**STATED EXERCISE:**
How many lines of the data hold the word "name"? State the number and nothing else.

**RECORD EXTRACTS:**
=-=-=

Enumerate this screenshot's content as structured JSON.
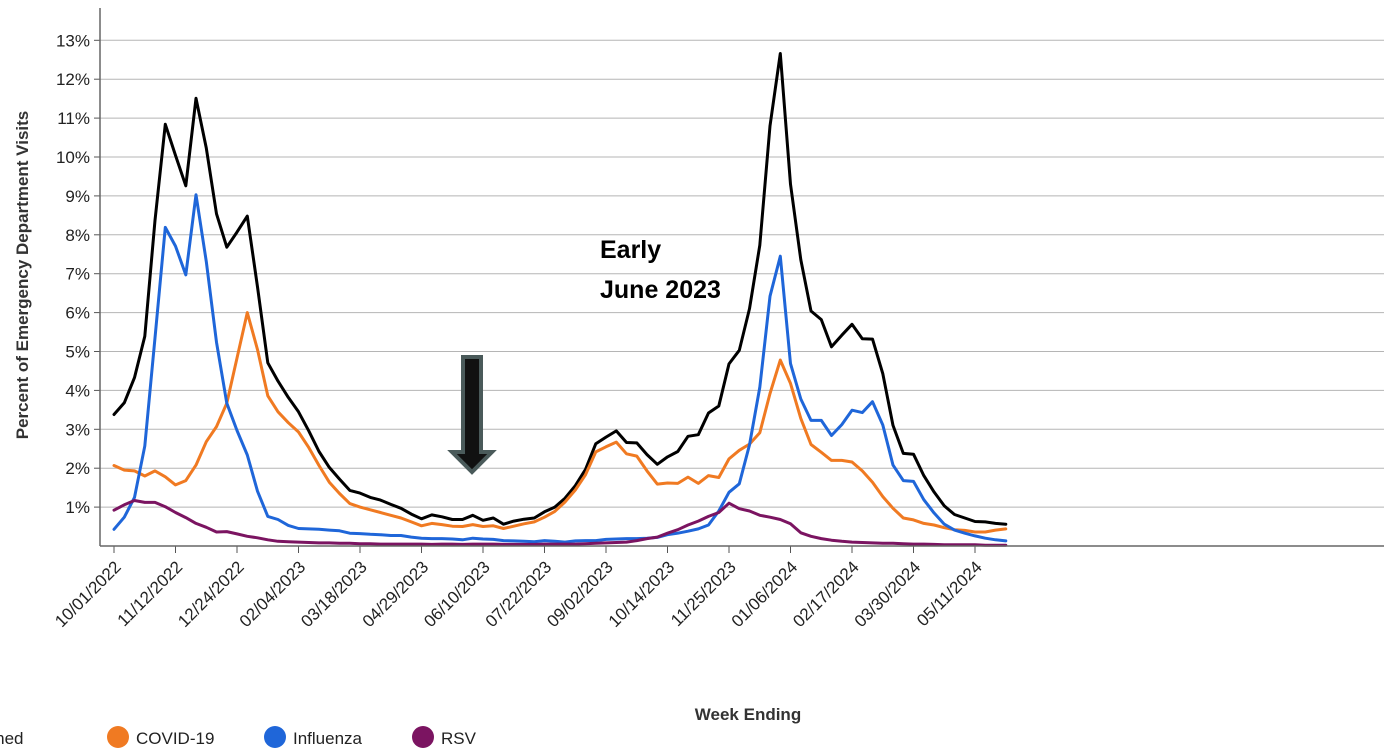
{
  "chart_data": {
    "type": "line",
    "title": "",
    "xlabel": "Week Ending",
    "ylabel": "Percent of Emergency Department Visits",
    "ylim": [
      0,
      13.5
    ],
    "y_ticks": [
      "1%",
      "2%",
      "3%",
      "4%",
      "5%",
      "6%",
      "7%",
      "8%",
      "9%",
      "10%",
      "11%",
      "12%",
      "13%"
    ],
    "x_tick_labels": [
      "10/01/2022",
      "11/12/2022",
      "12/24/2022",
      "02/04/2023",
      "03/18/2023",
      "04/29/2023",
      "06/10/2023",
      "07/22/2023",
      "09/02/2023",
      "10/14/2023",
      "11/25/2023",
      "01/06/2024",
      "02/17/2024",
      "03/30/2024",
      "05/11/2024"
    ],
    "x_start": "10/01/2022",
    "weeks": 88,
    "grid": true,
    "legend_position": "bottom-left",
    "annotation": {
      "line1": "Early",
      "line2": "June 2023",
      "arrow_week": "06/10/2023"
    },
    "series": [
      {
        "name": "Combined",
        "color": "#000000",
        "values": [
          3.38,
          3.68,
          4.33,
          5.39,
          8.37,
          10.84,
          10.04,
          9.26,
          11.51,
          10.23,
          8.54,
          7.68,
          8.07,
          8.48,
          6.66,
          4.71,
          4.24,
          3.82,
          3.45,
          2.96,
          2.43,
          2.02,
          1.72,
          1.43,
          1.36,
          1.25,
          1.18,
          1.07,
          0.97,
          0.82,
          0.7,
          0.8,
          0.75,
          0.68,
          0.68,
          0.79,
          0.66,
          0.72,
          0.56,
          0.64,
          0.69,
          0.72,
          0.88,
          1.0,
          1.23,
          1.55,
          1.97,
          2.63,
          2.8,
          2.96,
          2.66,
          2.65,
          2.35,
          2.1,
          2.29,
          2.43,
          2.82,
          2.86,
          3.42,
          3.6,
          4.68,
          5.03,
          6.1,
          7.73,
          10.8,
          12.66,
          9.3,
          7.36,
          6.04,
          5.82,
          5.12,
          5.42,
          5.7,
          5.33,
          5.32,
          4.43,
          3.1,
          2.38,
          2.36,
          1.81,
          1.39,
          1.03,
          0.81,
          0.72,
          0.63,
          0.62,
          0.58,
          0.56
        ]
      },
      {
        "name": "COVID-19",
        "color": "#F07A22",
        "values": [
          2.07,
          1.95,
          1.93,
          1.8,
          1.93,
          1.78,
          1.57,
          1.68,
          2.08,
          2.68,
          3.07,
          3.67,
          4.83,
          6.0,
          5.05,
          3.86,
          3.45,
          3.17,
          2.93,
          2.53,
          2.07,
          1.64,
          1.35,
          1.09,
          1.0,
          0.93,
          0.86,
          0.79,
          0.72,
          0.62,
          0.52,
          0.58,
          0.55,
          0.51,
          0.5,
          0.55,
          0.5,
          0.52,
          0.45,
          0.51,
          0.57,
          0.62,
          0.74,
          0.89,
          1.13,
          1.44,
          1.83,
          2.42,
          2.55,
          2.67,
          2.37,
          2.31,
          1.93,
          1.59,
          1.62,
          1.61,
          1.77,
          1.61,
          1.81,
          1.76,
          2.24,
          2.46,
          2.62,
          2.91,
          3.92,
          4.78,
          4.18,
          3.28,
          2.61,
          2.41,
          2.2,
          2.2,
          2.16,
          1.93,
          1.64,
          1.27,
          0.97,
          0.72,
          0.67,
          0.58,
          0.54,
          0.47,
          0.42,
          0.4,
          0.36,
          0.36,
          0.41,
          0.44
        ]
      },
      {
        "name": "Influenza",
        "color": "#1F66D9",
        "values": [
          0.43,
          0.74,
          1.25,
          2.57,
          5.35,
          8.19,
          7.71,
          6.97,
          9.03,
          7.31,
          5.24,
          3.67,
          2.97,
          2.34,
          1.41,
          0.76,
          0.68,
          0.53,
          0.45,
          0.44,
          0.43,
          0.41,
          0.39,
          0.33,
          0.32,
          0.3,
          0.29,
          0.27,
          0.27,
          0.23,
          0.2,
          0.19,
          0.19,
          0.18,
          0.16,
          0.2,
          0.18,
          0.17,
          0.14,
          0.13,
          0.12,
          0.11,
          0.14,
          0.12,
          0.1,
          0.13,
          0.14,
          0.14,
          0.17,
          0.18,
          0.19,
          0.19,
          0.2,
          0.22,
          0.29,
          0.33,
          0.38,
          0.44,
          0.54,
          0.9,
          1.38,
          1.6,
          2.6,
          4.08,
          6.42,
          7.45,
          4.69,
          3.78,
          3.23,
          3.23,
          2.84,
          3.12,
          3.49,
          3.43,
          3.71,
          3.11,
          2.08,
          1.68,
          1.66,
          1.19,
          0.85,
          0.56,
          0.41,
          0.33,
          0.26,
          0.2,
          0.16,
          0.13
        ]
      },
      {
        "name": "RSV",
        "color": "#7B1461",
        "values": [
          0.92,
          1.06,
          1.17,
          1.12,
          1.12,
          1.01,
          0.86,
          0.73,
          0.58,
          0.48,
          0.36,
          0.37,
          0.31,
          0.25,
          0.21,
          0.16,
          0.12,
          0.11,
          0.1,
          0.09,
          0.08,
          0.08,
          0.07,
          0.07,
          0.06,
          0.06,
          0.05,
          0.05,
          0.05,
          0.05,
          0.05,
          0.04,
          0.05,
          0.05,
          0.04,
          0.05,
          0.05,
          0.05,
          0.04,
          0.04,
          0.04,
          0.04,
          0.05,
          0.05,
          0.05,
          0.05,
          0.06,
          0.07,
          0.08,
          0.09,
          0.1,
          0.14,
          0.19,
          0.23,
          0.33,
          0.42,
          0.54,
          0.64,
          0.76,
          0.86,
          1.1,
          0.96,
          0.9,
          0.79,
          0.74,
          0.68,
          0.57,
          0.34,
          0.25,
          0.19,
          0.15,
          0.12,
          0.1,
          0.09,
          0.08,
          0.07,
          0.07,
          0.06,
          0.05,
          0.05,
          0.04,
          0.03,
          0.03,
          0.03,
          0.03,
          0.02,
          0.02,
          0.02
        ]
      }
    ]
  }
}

=-=-=

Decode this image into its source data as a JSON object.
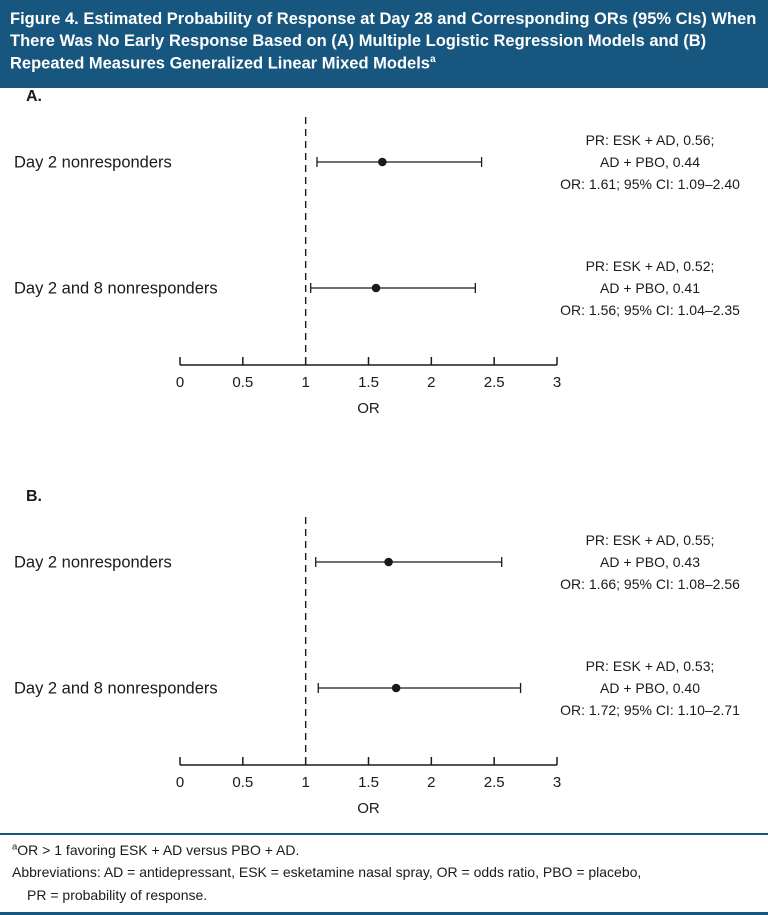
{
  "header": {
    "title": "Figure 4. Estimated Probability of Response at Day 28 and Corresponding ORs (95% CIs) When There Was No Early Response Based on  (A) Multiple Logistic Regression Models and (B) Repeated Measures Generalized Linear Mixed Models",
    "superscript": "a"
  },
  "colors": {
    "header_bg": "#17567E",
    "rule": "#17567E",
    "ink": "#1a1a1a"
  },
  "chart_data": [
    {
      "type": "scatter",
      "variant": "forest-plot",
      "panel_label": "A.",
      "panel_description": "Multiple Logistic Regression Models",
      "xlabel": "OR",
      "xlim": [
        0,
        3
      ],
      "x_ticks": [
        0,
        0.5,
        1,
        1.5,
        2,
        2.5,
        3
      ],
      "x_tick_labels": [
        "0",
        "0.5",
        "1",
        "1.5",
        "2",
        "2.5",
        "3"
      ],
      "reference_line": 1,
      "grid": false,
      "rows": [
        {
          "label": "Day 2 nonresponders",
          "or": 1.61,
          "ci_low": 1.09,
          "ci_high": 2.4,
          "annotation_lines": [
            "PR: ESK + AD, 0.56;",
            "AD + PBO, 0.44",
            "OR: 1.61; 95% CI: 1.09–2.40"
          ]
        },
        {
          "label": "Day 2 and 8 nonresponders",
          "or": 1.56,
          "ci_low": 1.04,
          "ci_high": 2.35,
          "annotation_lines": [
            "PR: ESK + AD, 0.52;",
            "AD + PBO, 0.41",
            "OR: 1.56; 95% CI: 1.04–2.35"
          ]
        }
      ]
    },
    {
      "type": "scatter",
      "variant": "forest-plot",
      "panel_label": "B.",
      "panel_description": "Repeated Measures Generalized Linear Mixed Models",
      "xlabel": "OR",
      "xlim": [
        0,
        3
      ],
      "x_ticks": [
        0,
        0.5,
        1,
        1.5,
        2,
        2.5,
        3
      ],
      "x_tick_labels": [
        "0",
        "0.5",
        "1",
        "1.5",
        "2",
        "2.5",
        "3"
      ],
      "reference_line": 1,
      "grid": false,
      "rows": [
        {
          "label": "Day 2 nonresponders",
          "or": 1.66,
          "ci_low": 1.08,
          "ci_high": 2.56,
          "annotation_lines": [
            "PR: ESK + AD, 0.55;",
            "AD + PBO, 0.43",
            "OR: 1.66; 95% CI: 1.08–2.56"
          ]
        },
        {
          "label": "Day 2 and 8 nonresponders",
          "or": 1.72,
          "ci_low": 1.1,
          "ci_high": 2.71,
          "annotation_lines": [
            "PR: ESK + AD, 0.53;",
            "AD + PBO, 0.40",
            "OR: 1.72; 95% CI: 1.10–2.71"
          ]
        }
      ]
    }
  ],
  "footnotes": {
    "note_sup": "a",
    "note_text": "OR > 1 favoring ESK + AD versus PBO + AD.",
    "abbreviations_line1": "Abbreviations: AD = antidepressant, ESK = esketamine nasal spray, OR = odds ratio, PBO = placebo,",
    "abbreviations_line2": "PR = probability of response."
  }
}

=-=-=

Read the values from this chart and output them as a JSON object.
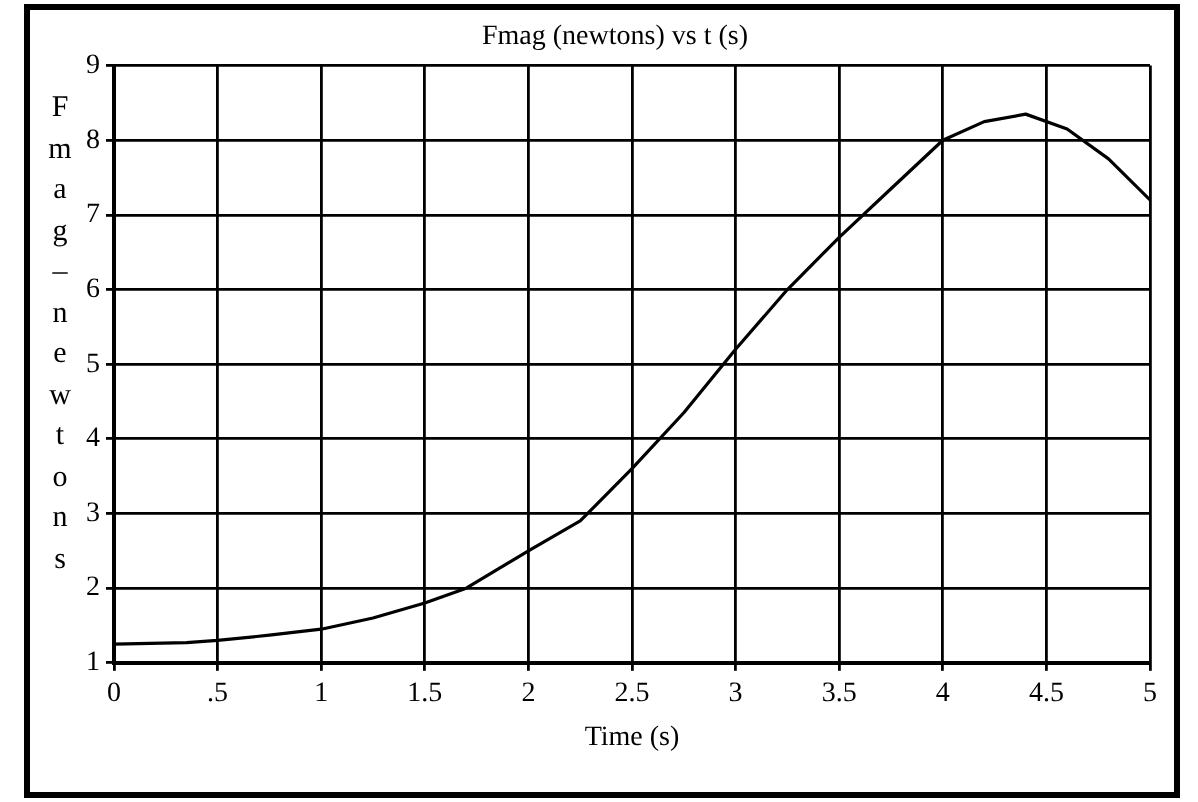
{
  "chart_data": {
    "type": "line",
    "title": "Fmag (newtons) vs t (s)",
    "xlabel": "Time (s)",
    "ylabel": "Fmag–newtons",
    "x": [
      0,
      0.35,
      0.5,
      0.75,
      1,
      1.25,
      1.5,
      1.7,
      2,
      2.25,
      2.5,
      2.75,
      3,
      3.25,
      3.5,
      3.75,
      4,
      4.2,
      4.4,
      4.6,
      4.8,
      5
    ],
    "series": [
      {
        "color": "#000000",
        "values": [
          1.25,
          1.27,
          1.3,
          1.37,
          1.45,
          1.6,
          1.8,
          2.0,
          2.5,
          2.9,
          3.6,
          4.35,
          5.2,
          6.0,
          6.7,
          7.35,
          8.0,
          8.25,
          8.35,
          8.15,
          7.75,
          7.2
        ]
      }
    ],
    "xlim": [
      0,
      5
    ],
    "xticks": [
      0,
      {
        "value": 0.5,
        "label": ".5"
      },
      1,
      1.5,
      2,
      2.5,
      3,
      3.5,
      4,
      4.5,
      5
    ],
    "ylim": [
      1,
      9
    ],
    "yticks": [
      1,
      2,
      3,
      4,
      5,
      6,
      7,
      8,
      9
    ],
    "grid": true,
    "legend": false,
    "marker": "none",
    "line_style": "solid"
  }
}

=-=-=

**PROBLEM SOLUTION:**
4